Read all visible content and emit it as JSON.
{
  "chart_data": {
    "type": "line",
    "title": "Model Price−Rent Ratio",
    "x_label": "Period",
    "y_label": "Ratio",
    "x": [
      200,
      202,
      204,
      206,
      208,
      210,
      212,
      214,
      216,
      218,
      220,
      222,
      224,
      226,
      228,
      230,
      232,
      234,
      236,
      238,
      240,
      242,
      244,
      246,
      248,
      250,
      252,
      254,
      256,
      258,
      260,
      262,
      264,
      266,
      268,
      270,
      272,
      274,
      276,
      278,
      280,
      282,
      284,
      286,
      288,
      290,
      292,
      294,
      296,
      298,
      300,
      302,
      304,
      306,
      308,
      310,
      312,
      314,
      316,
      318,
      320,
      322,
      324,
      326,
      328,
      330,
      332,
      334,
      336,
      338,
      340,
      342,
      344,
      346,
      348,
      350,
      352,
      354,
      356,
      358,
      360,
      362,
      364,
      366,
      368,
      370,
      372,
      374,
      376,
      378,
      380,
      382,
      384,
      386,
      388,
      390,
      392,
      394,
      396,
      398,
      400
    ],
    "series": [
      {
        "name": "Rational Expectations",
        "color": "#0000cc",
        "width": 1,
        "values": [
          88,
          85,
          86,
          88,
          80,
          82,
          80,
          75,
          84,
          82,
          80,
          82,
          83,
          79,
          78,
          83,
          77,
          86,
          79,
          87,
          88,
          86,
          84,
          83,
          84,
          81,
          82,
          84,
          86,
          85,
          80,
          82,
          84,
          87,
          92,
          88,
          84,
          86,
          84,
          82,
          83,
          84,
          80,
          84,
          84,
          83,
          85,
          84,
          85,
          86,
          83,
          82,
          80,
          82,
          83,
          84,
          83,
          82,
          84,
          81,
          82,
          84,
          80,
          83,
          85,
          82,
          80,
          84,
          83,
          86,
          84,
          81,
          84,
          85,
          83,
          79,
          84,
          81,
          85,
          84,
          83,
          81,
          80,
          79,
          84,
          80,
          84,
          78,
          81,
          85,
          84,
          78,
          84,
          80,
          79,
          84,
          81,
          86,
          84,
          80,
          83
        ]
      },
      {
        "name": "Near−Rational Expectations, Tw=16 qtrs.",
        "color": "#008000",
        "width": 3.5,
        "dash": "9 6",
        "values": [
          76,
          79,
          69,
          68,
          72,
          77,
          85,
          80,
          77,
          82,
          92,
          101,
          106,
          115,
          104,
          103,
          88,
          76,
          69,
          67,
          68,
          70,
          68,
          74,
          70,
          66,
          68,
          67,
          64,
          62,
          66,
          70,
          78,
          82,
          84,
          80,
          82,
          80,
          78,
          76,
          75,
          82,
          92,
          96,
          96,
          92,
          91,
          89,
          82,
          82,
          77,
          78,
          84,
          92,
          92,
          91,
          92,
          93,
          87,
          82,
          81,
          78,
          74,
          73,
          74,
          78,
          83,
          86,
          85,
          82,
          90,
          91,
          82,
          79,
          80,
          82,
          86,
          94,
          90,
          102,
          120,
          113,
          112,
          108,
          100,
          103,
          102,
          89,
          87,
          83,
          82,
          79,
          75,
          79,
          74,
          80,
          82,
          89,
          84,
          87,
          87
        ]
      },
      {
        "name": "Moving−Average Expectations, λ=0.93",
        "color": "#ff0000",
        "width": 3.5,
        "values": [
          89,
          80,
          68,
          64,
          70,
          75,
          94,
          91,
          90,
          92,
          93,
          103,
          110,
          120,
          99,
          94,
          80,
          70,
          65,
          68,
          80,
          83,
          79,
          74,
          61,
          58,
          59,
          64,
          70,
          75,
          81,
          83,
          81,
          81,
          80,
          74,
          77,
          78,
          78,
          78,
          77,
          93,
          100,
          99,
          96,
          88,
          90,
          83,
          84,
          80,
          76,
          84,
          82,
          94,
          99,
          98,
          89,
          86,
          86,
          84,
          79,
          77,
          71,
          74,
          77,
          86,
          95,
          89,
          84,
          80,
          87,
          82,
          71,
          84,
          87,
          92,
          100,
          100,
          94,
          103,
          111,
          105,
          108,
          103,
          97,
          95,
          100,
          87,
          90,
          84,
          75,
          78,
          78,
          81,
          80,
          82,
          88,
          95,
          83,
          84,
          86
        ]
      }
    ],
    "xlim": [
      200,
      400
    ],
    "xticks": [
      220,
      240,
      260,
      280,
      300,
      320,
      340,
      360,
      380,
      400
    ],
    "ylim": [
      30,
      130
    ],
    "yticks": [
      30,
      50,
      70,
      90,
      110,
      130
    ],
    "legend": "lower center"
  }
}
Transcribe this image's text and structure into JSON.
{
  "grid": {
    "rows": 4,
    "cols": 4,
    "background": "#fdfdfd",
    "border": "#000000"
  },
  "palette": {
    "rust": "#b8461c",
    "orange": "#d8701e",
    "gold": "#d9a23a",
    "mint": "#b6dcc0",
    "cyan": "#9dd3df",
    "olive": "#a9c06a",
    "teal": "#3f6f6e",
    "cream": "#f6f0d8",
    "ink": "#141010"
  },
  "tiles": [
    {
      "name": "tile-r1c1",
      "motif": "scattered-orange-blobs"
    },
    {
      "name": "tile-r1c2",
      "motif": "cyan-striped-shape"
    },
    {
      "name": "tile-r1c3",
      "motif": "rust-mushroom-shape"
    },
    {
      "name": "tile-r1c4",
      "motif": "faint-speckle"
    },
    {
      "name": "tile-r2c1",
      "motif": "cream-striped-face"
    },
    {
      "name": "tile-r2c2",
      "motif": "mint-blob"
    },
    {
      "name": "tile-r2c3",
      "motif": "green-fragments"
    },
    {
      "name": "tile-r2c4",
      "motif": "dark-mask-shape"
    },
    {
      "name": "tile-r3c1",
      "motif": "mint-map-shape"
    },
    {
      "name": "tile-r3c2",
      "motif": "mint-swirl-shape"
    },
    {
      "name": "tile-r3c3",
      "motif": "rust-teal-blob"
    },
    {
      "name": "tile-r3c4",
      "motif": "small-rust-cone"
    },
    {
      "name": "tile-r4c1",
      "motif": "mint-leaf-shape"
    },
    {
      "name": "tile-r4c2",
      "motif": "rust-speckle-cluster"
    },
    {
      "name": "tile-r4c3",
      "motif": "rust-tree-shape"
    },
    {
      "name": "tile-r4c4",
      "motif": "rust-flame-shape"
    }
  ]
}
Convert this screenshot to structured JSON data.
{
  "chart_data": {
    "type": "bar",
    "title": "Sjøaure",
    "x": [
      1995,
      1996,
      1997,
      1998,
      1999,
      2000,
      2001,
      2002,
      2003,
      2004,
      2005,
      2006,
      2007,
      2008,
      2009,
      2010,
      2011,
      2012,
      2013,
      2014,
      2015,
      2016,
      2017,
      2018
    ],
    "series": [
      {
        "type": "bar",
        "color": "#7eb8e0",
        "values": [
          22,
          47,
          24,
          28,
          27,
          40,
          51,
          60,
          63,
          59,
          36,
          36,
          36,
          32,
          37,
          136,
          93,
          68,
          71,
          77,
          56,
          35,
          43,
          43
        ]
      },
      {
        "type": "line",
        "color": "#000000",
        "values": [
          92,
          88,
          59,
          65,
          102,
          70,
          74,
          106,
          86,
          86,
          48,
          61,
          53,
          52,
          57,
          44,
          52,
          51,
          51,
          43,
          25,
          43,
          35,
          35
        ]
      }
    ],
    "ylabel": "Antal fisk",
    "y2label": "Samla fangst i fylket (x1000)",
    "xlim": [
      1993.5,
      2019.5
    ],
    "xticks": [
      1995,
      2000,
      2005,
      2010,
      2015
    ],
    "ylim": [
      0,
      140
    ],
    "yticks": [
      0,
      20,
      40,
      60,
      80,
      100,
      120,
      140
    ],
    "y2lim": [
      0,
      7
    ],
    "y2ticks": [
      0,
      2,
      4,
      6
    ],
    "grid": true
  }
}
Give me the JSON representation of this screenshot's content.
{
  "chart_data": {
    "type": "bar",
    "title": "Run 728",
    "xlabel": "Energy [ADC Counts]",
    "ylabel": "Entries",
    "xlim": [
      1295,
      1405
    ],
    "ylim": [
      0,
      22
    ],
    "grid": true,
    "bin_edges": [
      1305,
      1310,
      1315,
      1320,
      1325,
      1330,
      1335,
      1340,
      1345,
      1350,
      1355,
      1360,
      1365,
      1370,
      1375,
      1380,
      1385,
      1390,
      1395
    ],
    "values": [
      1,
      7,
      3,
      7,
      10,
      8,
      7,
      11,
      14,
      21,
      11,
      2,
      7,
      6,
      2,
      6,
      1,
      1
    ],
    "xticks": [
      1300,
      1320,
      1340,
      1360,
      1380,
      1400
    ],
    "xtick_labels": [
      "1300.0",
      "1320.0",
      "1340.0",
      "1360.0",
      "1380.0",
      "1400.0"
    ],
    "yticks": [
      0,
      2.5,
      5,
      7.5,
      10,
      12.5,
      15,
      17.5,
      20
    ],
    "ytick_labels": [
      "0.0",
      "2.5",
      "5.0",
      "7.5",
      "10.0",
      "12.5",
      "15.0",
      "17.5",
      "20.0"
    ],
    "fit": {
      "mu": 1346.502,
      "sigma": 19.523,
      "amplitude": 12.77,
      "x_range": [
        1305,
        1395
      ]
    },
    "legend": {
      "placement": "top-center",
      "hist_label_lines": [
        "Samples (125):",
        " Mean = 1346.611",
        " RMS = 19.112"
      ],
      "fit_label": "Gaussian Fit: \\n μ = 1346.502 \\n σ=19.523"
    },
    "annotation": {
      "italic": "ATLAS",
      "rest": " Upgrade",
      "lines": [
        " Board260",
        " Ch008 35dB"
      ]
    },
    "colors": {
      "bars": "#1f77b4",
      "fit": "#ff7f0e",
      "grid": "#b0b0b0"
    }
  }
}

• **Instructions to follow**: Collect each line of the entries that has the word "cyan", copying it in full.

• **Solution to the exercise**:
    "cyan": "#9dd3df",
      "motif": "cyan-striped-shape"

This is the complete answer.